* Dataset rows about figures:

________________________________________

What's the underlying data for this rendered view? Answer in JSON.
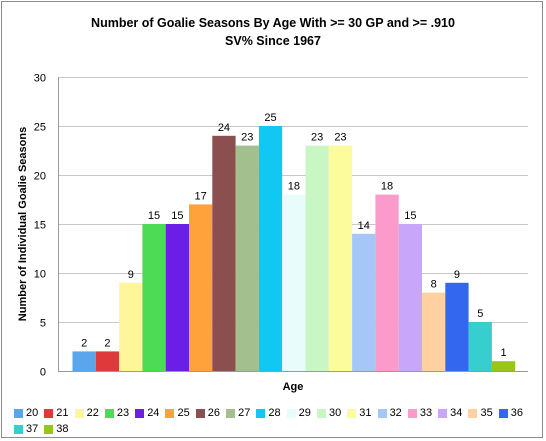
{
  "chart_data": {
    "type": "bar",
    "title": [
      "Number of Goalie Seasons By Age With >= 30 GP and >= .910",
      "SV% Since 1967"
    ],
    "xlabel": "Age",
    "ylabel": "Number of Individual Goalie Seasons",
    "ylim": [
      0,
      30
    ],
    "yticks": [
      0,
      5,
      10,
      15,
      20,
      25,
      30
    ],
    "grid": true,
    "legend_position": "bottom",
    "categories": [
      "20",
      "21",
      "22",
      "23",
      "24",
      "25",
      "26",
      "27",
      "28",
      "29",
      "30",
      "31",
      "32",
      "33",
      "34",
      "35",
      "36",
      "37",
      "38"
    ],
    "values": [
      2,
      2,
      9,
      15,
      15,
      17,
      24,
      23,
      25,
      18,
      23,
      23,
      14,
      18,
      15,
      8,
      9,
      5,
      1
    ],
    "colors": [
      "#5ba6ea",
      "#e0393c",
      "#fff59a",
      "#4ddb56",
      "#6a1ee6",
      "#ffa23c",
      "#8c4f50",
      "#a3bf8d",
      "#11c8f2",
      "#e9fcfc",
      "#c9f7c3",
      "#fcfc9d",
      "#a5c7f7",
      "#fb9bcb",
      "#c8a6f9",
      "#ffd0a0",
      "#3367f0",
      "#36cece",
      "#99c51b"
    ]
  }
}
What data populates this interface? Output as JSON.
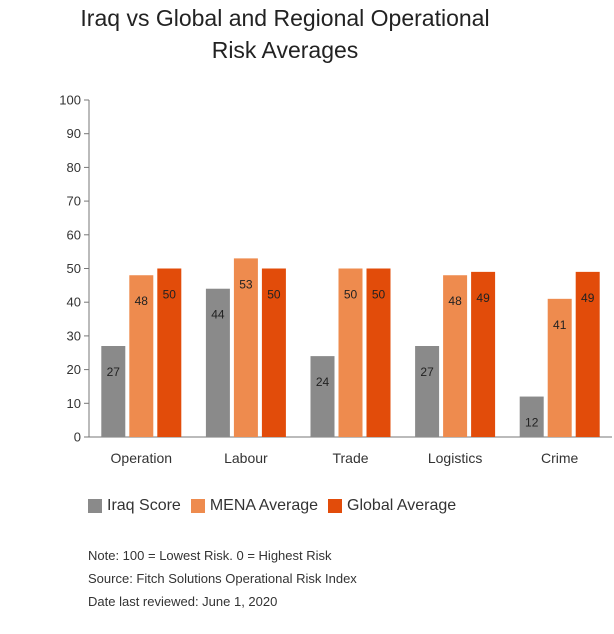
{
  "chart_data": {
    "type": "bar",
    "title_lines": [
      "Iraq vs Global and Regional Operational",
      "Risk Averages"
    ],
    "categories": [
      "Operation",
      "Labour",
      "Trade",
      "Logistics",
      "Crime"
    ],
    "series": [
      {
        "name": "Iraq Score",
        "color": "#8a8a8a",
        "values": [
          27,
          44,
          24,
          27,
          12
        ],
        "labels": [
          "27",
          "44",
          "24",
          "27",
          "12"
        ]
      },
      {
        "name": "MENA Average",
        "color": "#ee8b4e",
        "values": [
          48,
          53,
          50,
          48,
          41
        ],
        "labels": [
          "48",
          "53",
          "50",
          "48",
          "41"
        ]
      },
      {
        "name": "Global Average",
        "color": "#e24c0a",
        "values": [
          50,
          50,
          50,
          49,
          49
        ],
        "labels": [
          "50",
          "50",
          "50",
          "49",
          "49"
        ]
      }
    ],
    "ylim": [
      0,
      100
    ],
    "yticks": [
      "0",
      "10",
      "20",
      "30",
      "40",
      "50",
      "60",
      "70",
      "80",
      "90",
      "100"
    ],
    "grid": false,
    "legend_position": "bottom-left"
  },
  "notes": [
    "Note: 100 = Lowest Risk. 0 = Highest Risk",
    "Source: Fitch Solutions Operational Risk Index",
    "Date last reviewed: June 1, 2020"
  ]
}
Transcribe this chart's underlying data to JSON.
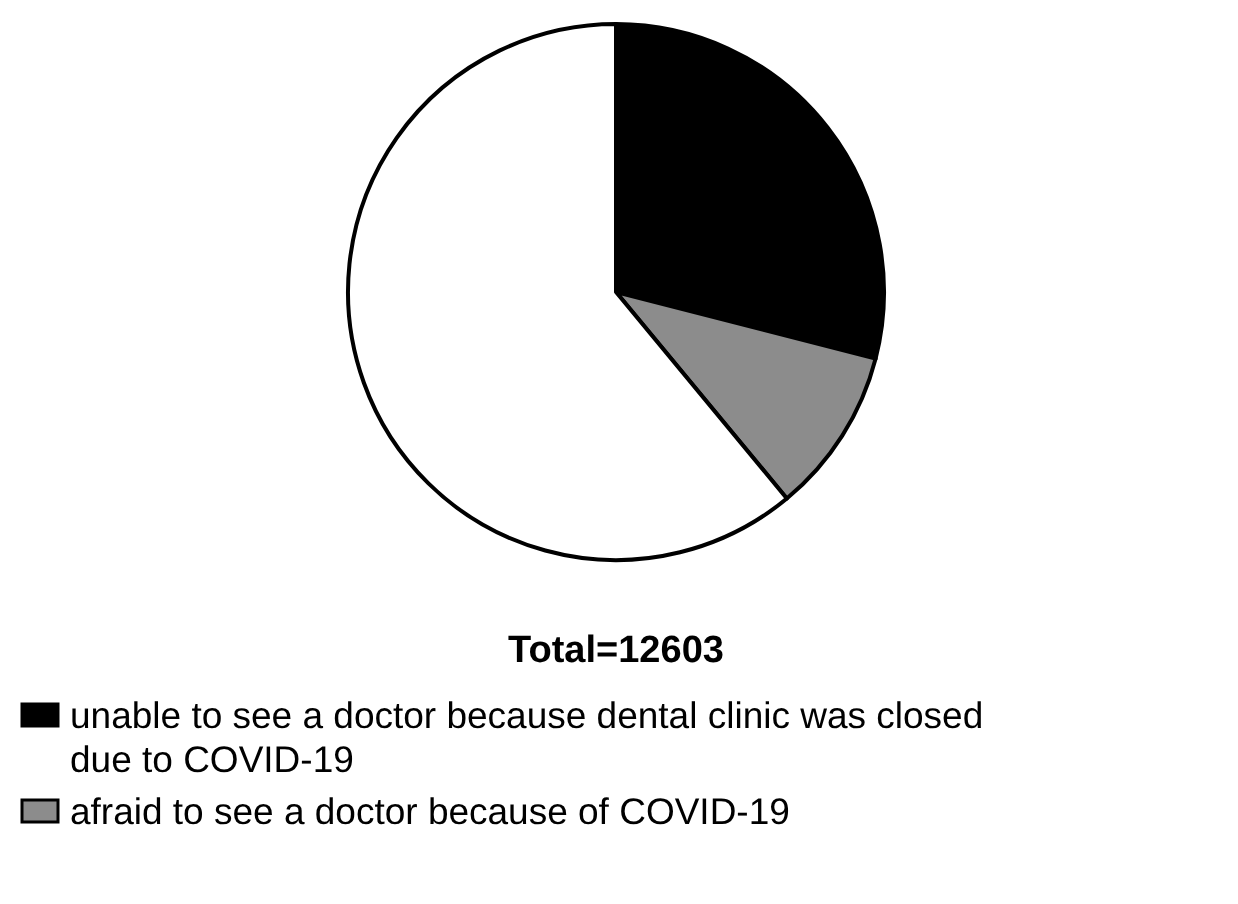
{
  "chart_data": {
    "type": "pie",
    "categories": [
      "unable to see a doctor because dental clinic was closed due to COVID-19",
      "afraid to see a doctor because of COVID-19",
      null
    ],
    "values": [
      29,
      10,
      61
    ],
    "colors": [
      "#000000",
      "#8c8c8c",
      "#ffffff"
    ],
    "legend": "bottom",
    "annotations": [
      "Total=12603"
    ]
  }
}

________________________________________

* WHAT TO DO: Quote all the records verbatim, dropping any pictures from your copy.

* EXPECTED ANSWER:
What's the underlying data for this rendered view? Answer in JSON.
{
  "chart_data": {
    "type": "bar",
    "title": [
      "Number of Goalie Seasons By Age With >= 30 GP and >= .910",
      "SV% Since 1967"
    ],
    "xlabel": "Age",
    "ylabel": "Number of Individual Goalie Seasons",
    "ylim": [
      0,
      30
    ],
    "yticks": [
      0,
      5,
      10,
      15,
      20,
      25,
      30
    ],
    "grid": true,
    "legend_position": "bottom",
    "categories": [
      "20",
      "21",
      "22",
      "23",
      "24",
      "25",
      "26",
      "27",
      "28",
      "29",
      "30",
      "31",
      "32",
      "33",
      "34",
      "35",
      "36",
      "37",
      "38"
    ],
    "values": [
      2,
      2,
      9,
      15,
      15,
      17,
      24,
      23,
      25,
      18,
      23,
      23,
      14,
      18,
      15,
      8,
      9,
      5,
      1
    ],
    "colors": [
      "#5ba6ea",
      "#e0393c",
      "#fff59a",
      "#4ddb56",
      "#6a1ee6",
      "#ffa23c",
      "#8c4f50",
      "#a3bf8d",
      "#11c8f2",
      "#e9fcfc",
      "#c9f7c3",
      "#fcfc9d",
      "#a5c7f7",
      "#fb9bcb",
      "#c8a6f9",
      "#ffd0a0",
      "#3367f0",
      "#36cece",
      "#99c51b"
    ]
  }
}
What data populates this interface? Output as JSON.
{
  "chart_data": {
    "type": "bar",
    "title_lines": [
      "Iraq vs Global and Regional Operational",
      "Risk Averages"
    ],
    "categories": [
      "Operation",
      "Labour",
      "Trade",
      "Logistics",
      "Crime"
    ],
    "series": [
      {
        "name": "Iraq Score",
        "color": "#8a8a8a",
        "values": [
          27,
          44,
          24,
          27,
          12
        ],
        "labels": [
          "27",
          "44",
          "24",
          "27",
          "12"
        ]
      },
      {
        "name": "MENA Average",
        "color": "#ee8b4e",
        "values": [
          48,
          53,
          50,
          48,
          41
        ],
        "labels": [
          "48",
          "53",
          "50",
          "48",
          "41"
        ]
      },
      {
        "name": "Global Average",
        "color": "#e24c0a",
        "values": [
          50,
          50,
          50,
          49,
          49
        ],
        "labels": [
          "50",
          "50",
          "50",
          "49",
          "49"
        ]
      }
    ],
    "ylim": [
      0,
      100
    ],
    "yticks": [
      "0",
      "10",
      "20",
      "30",
      "40",
      "50",
      "60",
      "70",
      "80",
      "90",
      "100"
    ],
    "grid": false,
    "legend_position": "bottom-left"
  },
  "notes": [
    "Note: 100 = Lowest Risk. 0 = Highest Risk",
    "Source: Fitch Solutions Operational Risk Index",
    "Date last reviewed: June 1, 2020"
  ]
}
Transcribe this chart's underlying data to JSON.
{
  "chart_data": {
    "type": "pie",
    "categories": [
      "unable to see a doctor because dental clinic was closed due to COVID-19",
      "afraid to see a doctor because of COVID-19",
      null
    ],
    "values": [
      29,
      10,
      61
    ],
    "colors": [
      "#000000",
      "#8c8c8c",
      "#ffffff"
    ],
    "legend": "bottom",
    "annotations": [
      "Total=12603"
    ]
  }
}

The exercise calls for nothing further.